» **TASK TO CARRY OUT**: All the data below goes into the copy word for word, but the pictures don't.

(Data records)
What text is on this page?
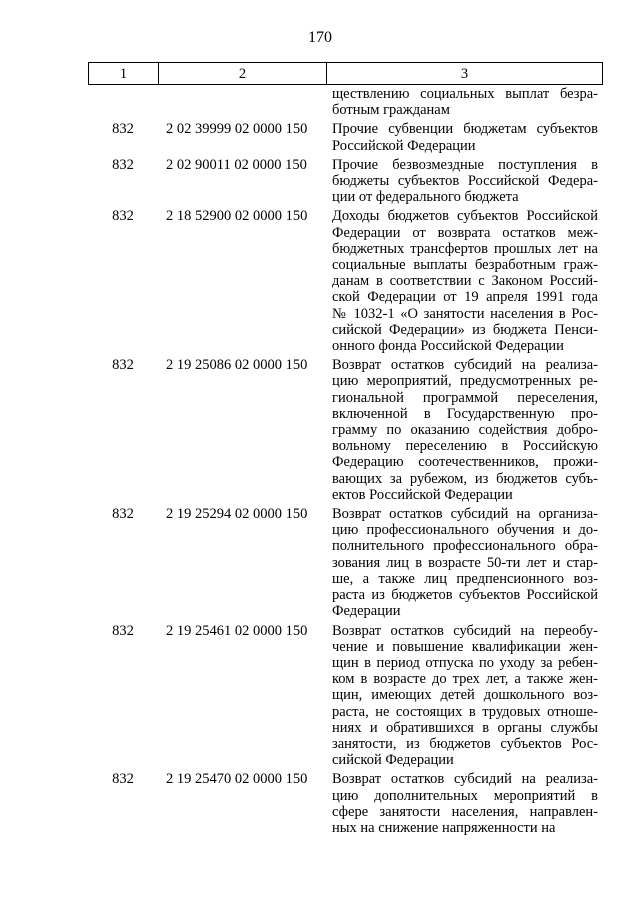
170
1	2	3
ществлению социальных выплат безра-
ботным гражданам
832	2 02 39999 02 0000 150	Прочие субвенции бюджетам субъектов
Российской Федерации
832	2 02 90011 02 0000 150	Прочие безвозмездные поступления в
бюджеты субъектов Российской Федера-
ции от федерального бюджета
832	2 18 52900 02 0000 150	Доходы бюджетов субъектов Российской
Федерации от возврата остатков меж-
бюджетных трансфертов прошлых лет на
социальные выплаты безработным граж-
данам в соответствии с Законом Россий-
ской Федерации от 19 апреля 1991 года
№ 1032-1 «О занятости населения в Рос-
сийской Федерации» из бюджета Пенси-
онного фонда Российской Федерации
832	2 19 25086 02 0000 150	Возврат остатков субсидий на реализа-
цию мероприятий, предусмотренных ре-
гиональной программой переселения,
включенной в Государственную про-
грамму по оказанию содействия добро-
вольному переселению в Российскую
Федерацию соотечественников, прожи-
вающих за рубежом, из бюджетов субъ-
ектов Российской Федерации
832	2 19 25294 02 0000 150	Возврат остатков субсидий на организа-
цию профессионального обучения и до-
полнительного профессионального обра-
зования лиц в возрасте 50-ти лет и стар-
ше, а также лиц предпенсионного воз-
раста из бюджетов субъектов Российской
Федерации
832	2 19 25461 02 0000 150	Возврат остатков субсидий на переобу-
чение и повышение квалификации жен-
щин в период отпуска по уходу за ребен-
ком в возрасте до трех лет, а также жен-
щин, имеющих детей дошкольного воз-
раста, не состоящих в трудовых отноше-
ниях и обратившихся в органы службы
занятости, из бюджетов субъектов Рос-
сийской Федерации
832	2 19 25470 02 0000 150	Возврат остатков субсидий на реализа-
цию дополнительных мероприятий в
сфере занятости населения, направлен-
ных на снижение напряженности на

» **SOLUTION BELOW**:
What text is on this page?
170
1	2	3
ществлению социальных выплат безра-
ботным гражданам
832	2 02 39999 02 0000 150	Прочие субвенции бюджетам субъектов
Российской Федерации
832	2 02 90011 02 0000 150	Прочие безвозмездные поступления в
бюджеты субъектов Российской Федера-
ции от федерального бюджета
832	2 18 52900 02 0000 150	Доходы бюджетов субъектов Российской
Федерации от возврата остатков меж-
бюджетных трансфертов прошлых лет на
социальные выплаты безработным граж-
данам в соответствии с Законом Россий-
ской Федерации от 19 апреля 1991 года
№ 1032-1 «О занятости населения в Рос-
сийской Федерации» из бюджета Пенси-
онного фонда Российской Федерации
832	2 19 25086 02 0000 150	Возврат остатков субсидий на реализа-
цию мероприятий, предусмотренных ре-
гиональной программой переселения,
включенной в Государственную про-
грамму по оказанию содействия добро-
вольному переселению в Российскую
Федерацию соотечественников, прожи-
вающих за рубежом, из бюджетов субъ-
ектов Российской Федерации
832	2 19 25294 02 0000 150	Возврат остатков субсидий на организа-
цию профессионального обучения и до-
полнительного профессионального обра-
зования лиц в возрасте 50-ти лет и стар-
ше, а также лиц предпенсионного воз-
раста из бюджетов субъектов Российской
Федерации
832	2 19 25461 02 0000 150	Возврат остатков субсидий на переобу-
чение и повышение квалификации жен-
щин в период отпуска по уходу за ребен-
ком в возрасте до трех лет, а также жен-
щин, имеющих детей дошкольного воз-
раста, не состоящих в трудовых отноше-
ниях и обратившихся в органы службы
занятости, из бюджетов субъектов Рос-
сийской Федерации
832	2 19 25470 02 0000 150	Возврат остатков субсидий на реализа-
цию дополнительных мероприятий в
сфере занятости населения, направлен-
ных на снижение напряженности на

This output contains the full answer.